Look at the entries below and reproduce them exactly.

Records that describe figures
◇ ◇ ◇ ◇

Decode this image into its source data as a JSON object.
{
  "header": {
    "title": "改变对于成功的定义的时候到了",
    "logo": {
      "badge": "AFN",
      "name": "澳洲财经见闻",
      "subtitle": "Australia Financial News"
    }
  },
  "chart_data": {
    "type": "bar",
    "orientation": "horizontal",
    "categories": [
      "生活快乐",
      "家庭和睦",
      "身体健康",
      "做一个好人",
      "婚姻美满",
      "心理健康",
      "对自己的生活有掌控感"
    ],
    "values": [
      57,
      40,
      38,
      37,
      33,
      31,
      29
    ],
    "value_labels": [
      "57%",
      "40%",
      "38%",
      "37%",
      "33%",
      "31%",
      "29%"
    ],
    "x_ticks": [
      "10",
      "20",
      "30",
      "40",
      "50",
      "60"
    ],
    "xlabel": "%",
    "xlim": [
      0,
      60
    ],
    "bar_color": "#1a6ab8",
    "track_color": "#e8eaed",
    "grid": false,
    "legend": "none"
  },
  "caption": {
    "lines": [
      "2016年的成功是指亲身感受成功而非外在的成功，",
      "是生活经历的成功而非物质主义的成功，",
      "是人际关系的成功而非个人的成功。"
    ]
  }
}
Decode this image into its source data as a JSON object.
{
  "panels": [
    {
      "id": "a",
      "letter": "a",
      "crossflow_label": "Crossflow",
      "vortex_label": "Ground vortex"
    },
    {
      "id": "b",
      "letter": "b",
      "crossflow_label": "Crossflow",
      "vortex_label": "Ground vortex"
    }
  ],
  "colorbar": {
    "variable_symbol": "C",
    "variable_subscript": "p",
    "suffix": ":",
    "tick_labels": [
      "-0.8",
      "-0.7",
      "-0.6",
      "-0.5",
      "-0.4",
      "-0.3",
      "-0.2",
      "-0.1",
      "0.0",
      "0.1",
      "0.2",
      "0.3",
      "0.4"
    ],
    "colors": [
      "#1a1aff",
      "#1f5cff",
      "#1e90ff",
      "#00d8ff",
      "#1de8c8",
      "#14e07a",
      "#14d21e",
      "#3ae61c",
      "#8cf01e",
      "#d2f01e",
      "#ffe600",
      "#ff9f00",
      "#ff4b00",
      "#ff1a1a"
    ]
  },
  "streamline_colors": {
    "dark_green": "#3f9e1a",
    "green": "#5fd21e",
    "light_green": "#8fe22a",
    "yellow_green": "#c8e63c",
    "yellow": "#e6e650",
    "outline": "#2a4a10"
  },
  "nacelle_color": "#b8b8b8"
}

◇ ◇ ◇ ◇

• SOLUTION
Decode this image into its source data as a JSON object.
{
  "header": {
    "title": "改变对于成功的定义的时候到了",
    "logo": {
      "badge": "AFN",
      "name": "澳洲财经见闻",
      "subtitle": "Australia Financial News"
    }
  },
  "chart_data": {
    "type": "bar",
    "orientation": "horizontal",
    "categories": [
      "生活快乐",
      "家庭和睦",
      "身体健康",
      "做一个好人",
      "婚姻美满",
      "心理健康",
      "对自己的生活有掌控感"
    ],
    "values": [
      57,
      40,
      38,
      37,
      33,
      31,
      29
    ],
    "value_labels": [
      "57%",
      "40%",
      "38%",
      "37%",
      "33%",
      "31%",
      "29%"
    ],
    "x_ticks": [
      "10",
      "20",
      "30",
      "40",
      "50",
      "60"
    ],
    "xlabel": "%",
    "xlim": [
      0,
      60
    ],
    "bar_color": "#1a6ab8",
    "track_color": "#e8eaed",
    "grid": false,
    "legend": "none"
  },
  "caption": {
    "lines": [
      "2016年的成功是指亲身感受成功而非外在的成功，",
      "是生活经历的成功而非物质主义的成功，",
      "是人际关系的成功而非个人的成功。"
    ]
  }
}
Decode this image into its source data as a JSON object.
{
  "panels": [
    {
      "id": "a",
      "letter": "a",
      "crossflow_label": "Crossflow",
      "vortex_label": "Ground vortex"
    },
    {
      "id": "b",
      "letter": "b",
      "crossflow_label": "Crossflow",
      "vortex_label": "Ground vortex"
    }
  ],
  "colorbar": {
    "variable_symbol": "C",
    "variable_subscript": "p",
    "suffix": ":",
    "tick_labels": [
      "-0.8",
      "-0.7",
      "-0.6",
      "-0.5",
      "-0.4",
      "-0.3",
      "-0.2",
      "-0.1",
      "0.0",
      "0.1",
      "0.2",
      "0.3",
      "0.4"
    ],
    "colors": [
      "#1a1aff",
      "#1f5cff",
      "#1e90ff",
      "#00d8ff",
      "#1de8c8",
      "#14e07a",
      "#14d21e",
      "#3ae61c",
      "#8cf01e",
      "#d2f01e",
      "#ffe600",
      "#ff9f00",
      "#ff4b00",
      "#ff1a1a"
    ]
  },
  "streamline_colors": {
    "dark_green": "#3f9e1a",
    "green": "#5fd21e",
    "light_green": "#8fe22a",
    "yellow_green": "#c8e63c",
    "yellow": "#e6e650",
    "outline": "#2a4a10"
  },
  "nacelle_color": "#b8b8b8"
}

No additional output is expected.